-- TASK BRIEF --
Extract every line that contains the word "chevron".

━━━

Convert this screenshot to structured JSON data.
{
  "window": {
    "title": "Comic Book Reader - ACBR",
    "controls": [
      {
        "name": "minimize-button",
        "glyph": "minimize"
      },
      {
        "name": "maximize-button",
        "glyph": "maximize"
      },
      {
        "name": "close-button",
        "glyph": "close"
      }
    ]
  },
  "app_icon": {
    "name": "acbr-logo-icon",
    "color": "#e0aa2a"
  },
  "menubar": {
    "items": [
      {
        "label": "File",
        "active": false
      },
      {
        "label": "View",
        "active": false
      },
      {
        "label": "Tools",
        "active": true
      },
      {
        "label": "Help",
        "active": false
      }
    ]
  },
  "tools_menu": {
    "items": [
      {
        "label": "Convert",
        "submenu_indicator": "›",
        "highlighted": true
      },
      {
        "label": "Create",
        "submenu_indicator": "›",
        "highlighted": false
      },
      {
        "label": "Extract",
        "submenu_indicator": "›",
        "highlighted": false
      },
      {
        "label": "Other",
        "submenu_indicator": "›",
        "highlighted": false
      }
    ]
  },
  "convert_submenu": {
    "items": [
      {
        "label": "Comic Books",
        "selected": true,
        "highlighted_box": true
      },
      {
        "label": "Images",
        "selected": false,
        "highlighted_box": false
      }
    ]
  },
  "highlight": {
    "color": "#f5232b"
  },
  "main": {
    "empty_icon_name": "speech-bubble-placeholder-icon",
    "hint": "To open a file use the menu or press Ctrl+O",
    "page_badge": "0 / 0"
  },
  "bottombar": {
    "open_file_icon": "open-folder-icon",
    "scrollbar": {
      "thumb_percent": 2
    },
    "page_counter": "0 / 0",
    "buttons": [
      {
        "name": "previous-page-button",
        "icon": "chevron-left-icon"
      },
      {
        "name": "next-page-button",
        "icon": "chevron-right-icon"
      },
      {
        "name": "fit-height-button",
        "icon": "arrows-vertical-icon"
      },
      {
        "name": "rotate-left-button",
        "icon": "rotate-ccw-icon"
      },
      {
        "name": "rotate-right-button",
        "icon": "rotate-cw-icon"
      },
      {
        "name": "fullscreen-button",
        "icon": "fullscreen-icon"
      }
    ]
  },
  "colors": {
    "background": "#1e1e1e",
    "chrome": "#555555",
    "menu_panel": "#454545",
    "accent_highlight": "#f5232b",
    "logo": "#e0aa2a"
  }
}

━━━

-- FULL SOLUTION --
        "icon": "chevron-left-icon"
        "icon": "chevron-right-icon"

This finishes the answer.